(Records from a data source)
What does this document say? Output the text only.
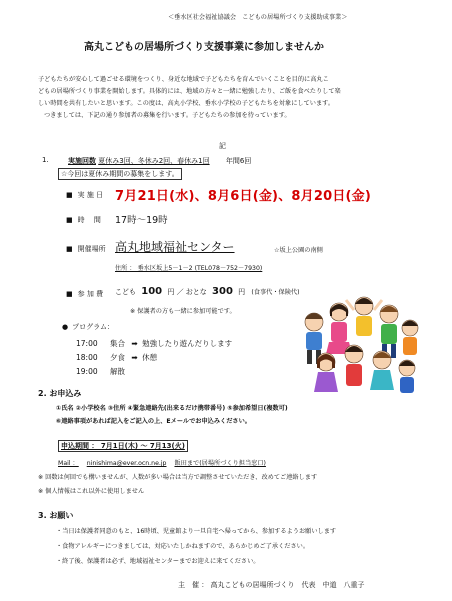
＜垂水区社会福祉協議会　こどもの居場所づくり支援助成事業＞
高丸こどもの居場所づくり支援事業に参加しませんか
子どもたちが安心して過ごせる環境をつくり、身近な地域で子どもたちを育んでいくことを目的に高丸こ
どもの居場所づくり事業を開始します。具体的には、地域の方々と一緒に勉強したり、ご飯を食べたりして楽
しい時間を共有したいと思います。この度は、高丸小学校、垂水小学校の子どもたちを対象にしています。
つきましては、下記の通り参加者の募集を行います。子どもたちの参加を待っています。
記
1.	実施回数 夏休み3回、冬休み2回、春休み1回 年間6回
☆今回は夏休み期間の募集をします。
■ 実 施 日 7月21日(水)、8月6日(金)、8月20日(金)
■ 時　 間 17時～19時
■ 開催場所 高丸地域福祉センター	☆坂上公園の南側
住所 ： 垂水区坂上5－1－2 (TEL078－752－7930)
■ 参 加 費 こども 100 円 ／ おとな 300 円 (食事代・保険代)
※ 保護者の方も一緒に参加可能です。
● プログラム：
17:00 集合 ➡ 勉強したり遊んだりします
18:00 夕食 ➡ 休憩
19:00 解散
2. お申込み
①氏名 ②小学校名 ③住所 ④緊急連絡先(出来るだけ携帯番号) ⑤参加希望日(複数可)
⑥連絡事項があれば記入をご記入の上、Eメールでお申込みください。
申込期間 ： 7月1日(木) ～ 7月13(火)
Mail ： ninishima@ever.ocn.ne.jp 飯田まで(居場所づくり担当窓口)
※ 回数は何回でも構いませんが、人数が多い場合は当方で調整させていただき、改めてご連絡します
※ 個人情報はこれ以外に使用しません
3. お願い
・当日は保護者同意のもと、16時頃、児童館より一旦自宅へ帰ってから、参加するようお願いします
・食物アレルギーにつきましては、対応いたしかねますので、あらかじめご了承ください。
・終了後、保護者は必ず、地域福祉センターまでお迎えに来てください。
主　催 ： 高丸こどもの居場所づくり　代表　中道　八重子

[Exercise goal] Each entry above is to be written out again unchanged, apart from the pictures, which are left out.

[Answer in full]
What does this document say? Output the text only.
＜垂水区社会福祉協議会　こどもの居場所づくり支援助成事業＞
高丸こどもの居場所づくり支援事業に参加しませんか
子どもたちが安心して過ごせる環境をつくり、身近な地域で子どもたちを育んでいくことを目的に高丸こ
どもの居場所づくり事業を開始します。具体的には、地域の方々と一緒に勉強したり、ご飯を食べたりして楽
しい時間を共有したいと思います。この度は、高丸小学校、垂水小学校の子どもたちを対象にしています。
つきましては、下記の通り参加者の募集を行います。子どもたちの参加を待っています。
記
1.	実施回数 夏休み3回、冬休み2回、春休み1回 年間6回
☆今回は夏休み期間の募集をします。
■ 実 施 日 7月21日(水)、8月6日(金)、8月20日(金)
■ 時　 間 17時～19時
■ 開催場所 高丸地域福祉センター	☆坂上公園の南側
住所 ： 垂水区坂上5－1－2 (TEL078－752－7930)
■ 参 加 費 こども 100 円 ／ おとな 300 円 (食事代・保険代)
※ 保護者の方も一緒に参加可能です。
● プログラム：
17:00 集合 ➡ 勉強したり遊んだりします
18:00 夕食 ➡ 休憩
19:00 解散
2. お申込み
①氏名 ②小学校名 ③住所 ④緊急連絡先(出来るだけ携帯番号) ⑤参加希望日(複数可)
⑥連絡事項があれば記入をご記入の上、Eメールでお申込みください。
申込期間 ： 7月1日(木) ～ 7月13(火)
Mail ： ninishima@ever.ocn.ne.jp 飯田まで(居場所づくり担当窓口)
※ 回数は何回でも構いませんが、人数が多い場合は当方で調整させていただき、改めてご連絡します
※ 個人情報はこれ以外に使用しません
3. お願い
・当日は保護者同意のもと、16時頃、児童館より一旦自宅へ帰ってから、参加するようお願いします
・食物アレルギーにつきましては、対応いたしかねますので、あらかじめご了承ください。
・終了後、保護者は必ず、地域福祉センターまでお迎えに来てください。
主　催 ： 高丸こどもの居場所づくり　代表　中道　八重子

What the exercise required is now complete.